[STATED GOAL]
Copy the records below exactly as they are written.

[PROVIDED RECORDS]
'''
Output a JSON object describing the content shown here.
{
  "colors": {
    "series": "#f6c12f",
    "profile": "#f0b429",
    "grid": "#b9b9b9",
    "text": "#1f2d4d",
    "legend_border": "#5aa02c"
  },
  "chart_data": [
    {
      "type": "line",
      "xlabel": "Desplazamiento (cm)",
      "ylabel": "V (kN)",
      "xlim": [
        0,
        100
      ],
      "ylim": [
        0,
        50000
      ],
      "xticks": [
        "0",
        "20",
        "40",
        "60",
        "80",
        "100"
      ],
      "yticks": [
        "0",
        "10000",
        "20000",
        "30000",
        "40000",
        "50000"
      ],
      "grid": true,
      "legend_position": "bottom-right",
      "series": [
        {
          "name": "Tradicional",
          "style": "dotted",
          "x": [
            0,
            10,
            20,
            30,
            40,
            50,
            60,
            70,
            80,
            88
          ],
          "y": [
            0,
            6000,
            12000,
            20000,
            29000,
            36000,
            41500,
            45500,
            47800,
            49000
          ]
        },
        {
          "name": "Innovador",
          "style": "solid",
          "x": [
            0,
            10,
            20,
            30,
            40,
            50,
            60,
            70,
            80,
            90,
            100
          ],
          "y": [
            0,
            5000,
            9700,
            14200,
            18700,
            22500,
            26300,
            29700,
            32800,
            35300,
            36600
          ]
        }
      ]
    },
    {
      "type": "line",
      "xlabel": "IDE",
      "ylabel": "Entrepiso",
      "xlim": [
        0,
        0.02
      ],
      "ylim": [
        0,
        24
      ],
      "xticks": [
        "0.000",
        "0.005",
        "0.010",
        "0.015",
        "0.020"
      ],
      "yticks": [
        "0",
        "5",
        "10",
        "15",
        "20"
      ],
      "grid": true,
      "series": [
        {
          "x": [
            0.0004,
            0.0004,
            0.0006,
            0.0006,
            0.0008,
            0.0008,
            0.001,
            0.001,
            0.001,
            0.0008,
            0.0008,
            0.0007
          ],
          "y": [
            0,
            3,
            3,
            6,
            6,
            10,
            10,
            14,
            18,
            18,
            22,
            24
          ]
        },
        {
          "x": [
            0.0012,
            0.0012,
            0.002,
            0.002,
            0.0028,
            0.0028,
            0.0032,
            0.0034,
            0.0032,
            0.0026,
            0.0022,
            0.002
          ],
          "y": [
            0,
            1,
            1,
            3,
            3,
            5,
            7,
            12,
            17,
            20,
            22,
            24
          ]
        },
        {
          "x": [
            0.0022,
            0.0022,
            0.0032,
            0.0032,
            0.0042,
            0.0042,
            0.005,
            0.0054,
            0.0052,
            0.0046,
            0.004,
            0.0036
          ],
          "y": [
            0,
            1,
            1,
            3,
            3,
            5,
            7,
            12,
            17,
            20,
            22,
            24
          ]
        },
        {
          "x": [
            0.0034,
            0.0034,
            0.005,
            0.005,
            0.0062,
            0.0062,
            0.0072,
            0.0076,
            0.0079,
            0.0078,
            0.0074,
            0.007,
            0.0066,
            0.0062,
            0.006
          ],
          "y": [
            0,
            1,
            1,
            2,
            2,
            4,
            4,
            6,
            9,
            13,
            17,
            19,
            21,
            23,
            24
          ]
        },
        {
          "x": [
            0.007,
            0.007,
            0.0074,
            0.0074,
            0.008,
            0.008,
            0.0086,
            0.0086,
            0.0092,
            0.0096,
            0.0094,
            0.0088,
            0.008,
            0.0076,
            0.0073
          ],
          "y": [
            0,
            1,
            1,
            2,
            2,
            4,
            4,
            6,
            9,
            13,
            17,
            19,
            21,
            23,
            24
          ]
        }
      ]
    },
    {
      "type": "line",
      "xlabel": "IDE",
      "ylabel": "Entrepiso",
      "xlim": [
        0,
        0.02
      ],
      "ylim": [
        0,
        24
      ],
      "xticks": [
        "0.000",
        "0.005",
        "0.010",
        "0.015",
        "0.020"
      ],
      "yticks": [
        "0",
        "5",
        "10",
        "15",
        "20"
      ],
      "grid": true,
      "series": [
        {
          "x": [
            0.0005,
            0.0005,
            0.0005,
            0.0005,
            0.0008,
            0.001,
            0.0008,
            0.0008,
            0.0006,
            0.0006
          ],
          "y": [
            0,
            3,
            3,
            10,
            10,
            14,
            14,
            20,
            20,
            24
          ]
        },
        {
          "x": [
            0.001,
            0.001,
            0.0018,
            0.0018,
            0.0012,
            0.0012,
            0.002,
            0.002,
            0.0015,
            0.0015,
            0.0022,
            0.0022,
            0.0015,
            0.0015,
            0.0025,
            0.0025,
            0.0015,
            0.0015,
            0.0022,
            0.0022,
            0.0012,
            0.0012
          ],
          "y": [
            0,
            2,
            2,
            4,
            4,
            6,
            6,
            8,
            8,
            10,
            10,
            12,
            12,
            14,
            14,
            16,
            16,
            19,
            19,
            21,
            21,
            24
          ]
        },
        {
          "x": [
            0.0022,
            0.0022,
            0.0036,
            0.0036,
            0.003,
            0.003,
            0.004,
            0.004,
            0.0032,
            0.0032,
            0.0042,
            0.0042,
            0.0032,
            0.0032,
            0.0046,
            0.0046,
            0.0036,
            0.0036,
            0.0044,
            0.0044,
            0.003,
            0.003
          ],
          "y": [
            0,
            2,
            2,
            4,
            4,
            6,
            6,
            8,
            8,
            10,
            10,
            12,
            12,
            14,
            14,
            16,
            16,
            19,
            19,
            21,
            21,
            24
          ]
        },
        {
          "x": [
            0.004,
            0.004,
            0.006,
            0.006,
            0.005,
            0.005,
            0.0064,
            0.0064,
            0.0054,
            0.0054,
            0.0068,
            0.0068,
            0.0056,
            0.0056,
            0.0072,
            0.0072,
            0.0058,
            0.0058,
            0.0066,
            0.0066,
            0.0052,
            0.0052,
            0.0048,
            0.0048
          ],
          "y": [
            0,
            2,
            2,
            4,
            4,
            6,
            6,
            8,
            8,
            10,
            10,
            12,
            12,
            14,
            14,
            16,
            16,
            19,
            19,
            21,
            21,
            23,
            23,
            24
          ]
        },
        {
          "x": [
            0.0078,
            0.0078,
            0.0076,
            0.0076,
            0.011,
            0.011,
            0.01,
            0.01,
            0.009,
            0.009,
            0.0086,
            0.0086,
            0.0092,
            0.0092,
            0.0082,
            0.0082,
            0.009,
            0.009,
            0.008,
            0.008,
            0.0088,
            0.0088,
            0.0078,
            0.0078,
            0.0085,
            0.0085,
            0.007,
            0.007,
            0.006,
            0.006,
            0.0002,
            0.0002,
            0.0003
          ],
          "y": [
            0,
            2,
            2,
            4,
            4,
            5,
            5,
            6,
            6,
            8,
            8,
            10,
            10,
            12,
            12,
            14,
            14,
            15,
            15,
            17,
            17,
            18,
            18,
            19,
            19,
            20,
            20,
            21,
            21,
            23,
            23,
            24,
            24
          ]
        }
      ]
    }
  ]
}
'''
[RESPONSE BELOW]
Output a JSON object describing the content shown here.
{
  "colors": {
    "series": "#f6c12f",
    "profile": "#f0b429",
    "grid": "#b9b9b9",
    "text": "#1f2d4d",
    "legend_border": "#5aa02c"
  },
  "chart_data": [
    {
      "type": "line",
      "xlabel": "Desplazamiento (cm)",
      "ylabel": "V (kN)",
      "xlim": [
        0,
        100
      ],
      "ylim": [
        0,
        50000
      ],
      "xticks": [
        "0",
        "20",
        "40",
        "60",
        "80",
        "100"
      ],
      "yticks": [
        "0",
        "10000",
        "20000",
        "30000",
        "40000",
        "50000"
      ],
      "grid": true,
      "legend_position": "bottom-right",
      "series": [
        {
          "name": "Tradicional",
          "style": "dotted",
          "x": [
            0,
            10,
            20,
            30,
            40,
            50,
            60,
            70,
            80,
            88
          ],
          "y": [
            0,
            6000,
            12000,
            20000,
            29000,
            36000,
            41500,
            45500,
            47800,
            49000
          ]
        },
        {
          "name": "Innovador",
          "style": "solid",
          "x": [
            0,
            10,
            20,
            30,
            40,
            50,
            60,
            70,
            80,
            90,
            100
          ],
          "y": [
            0,
            5000,
            9700,
            14200,
            18700,
            22500,
            26300,
            29700,
            32800,
            35300,
            36600
          ]
        }
      ]
    },
    {
      "type": "line",
      "xlabel": "IDE",
      "ylabel": "Entrepiso",
      "xlim": [
        0,
        0.02
      ],
      "ylim": [
        0,
        24
      ],
      "xticks": [
        "0.000",
        "0.005",
        "0.010",
        "0.015",
        "0.020"
      ],
      "yticks": [
        "0",
        "5",
        "10",
        "15",
        "20"
      ],
      "grid": true,
      "series": [
        {
          "x": [
            0.0004,
            0.0004,
            0.0006,
            0.0006,
            0.0008,
            0.0008,
            0.001,
            0.001,
            0.001,
            0.0008,
            0.0008,
            0.0007
          ],
          "y": [
            0,
            3,
            3,
            6,
            6,
            10,
            10,
            14,
            18,
            18,
            22,
            24
          ]
        },
        {
          "x": [
            0.0012,
            0.0012,
            0.002,
            0.002,
            0.0028,
            0.0028,
            0.0032,
            0.0034,
            0.0032,
            0.0026,
            0.0022,
            0.002
          ],
          "y": [
            0,
            1,
            1,
            3,
            3,
            5,
            7,
            12,
            17,
            20,
            22,
            24
          ]
        },
        {
          "x": [
            0.0022,
            0.0022,
            0.0032,
            0.0032,
            0.0042,
            0.0042,
            0.005,
            0.0054,
            0.0052,
            0.0046,
            0.004,
            0.0036
          ],
          "y": [
            0,
            1,
            1,
            3,
            3,
            5,
            7,
            12,
            17,
            20,
            22,
            24
          ]
        },
        {
          "x": [
            0.0034,
            0.0034,
            0.005,
            0.005,
            0.0062,
            0.0062,
            0.0072,
            0.0076,
            0.0079,
            0.0078,
            0.0074,
            0.007,
            0.0066,
            0.0062,
            0.006
          ],
          "y": [
            0,
            1,
            1,
            2,
            2,
            4,
            4,
            6,
            9,
            13,
            17,
            19,
            21,
            23,
            24
          ]
        },
        {
          "x": [
            0.007,
            0.007,
            0.0074,
            0.0074,
            0.008,
            0.008,
            0.0086,
            0.0086,
            0.0092,
            0.0096,
            0.0094,
            0.0088,
            0.008,
            0.0076,
            0.0073
          ],
          "y": [
            0,
            1,
            1,
            2,
            2,
            4,
            4,
            6,
            9,
            13,
            17,
            19,
            21,
            23,
            24
          ]
        }
      ]
    },
    {
      "type": "line",
      "xlabel": "IDE",
      "ylabel": "Entrepiso",
      "xlim": [
        0,
        0.02
      ],
      "ylim": [
        0,
        24
      ],
      "xticks": [
        "0.000",
        "0.005",
        "0.010",
        "0.015",
        "0.020"
      ],
      "yticks": [
        "0",
        "5",
        "10",
        "15",
        "20"
      ],
      "grid": true,
      "series": [
        {
          "x": [
            0.0005,
            0.0005,
            0.0005,
            0.0005,
            0.0008,
            0.001,
            0.0008,
            0.0008,
            0.0006,
            0.0006
          ],
          "y": [
            0,
            3,
            3,
            10,
            10,
            14,
            14,
            20,
            20,
            24
          ]
        },
        {
          "x": [
            0.001,
            0.001,
            0.0018,
            0.0018,
            0.0012,
            0.0012,
            0.002,
            0.002,
            0.0015,
            0.0015,
            0.0022,
            0.0022,
            0.0015,
            0.0015,
            0.0025,
            0.0025,
            0.0015,
            0.0015,
            0.0022,
            0.0022,
            0.0012,
            0.0012
          ],
          "y": [
            0,
            2,
            2,
            4,
            4,
            6,
            6,
            8,
            8,
            10,
            10,
            12,
            12,
            14,
            14,
            16,
            16,
            19,
            19,
            21,
            21,
            24
          ]
        },
        {
          "x": [
            0.0022,
            0.0022,
            0.0036,
            0.0036,
            0.003,
            0.003,
            0.004,
            0.004,
            0.0032,
            0.0032,
            0.0042,
            0.0042,
            0.0032,
            0.0032,
            0.0046,
            0.0046,
            0.0036,
            0.0036,
            0.0044,
            0.0044,
            0.003,
            0.003
          ],
          "y": [
            0,
            2,
            2,
            4,
            4,
            6,
            6,
            8,
            8,
            10,
            10,
            12,
            12,
            14,
            14,
            16,
            16,
            19,
            19,
            21,
            21,
            24
          ]
        },
        {
          "x": [
            0.004,
            0.004,
            0.006,
            0.006,
            0.005,
            0.005,
            0.0064,
            0.0064,
            0.0054,
            0.0054,
            0.0068,
            0.0068,
            0.0056,
            0.0056,
            0.0072,
            0.0072,
            0.0058,
            0.0058,
            0.0066,
            0.0066,
            0.0052,
            0.0052,
            0.0048,
            0.0048
          ],
          "y": [
            0,
            2,
            2,
            4,
            4,
            6,
            6,
            8,
            8,
            10,
            10,
            12,
            12,
            14,
            14,
            16,
            16,
            19,
            19,
            21,
            21,
            23,
            23,
            24
          ]
        },
        {
          "x": [
            0.0078,
            0.0078,
            0.0076,
            0.0076,
            0.011,
            0.011,
            0.01,
            0.01,
            0.009,
            0.009,
            0.0086,
            0.0086,
            0.0092,
            0.0092,
            0.0082,
            0.0082,
            0.009,
            0.009,
            0.008,
            0.008,
            0.0088,
            0.0088,
            0.0078,
            0.0078,
            0.0085,
            0.0085,
            0.007,
            0.007,
            0.006,
            0.006,
            0.0002,
            0.0002,
            0.0003
          ],
          "y": [
            0,
            2,
            2,
            4,
            4,
            5,
            5,
            6,
            6,
            8,
            8,
            10,
            10,
            12,
            12,
            14,
            14,
            15,
            15,
            17,
            17,
            18,
            18,
            19,
            19,
            20,
            20,
            21,
            21,
            23,
            23,
            24,
            24
          ]
        }
      ]
    }
  ]
}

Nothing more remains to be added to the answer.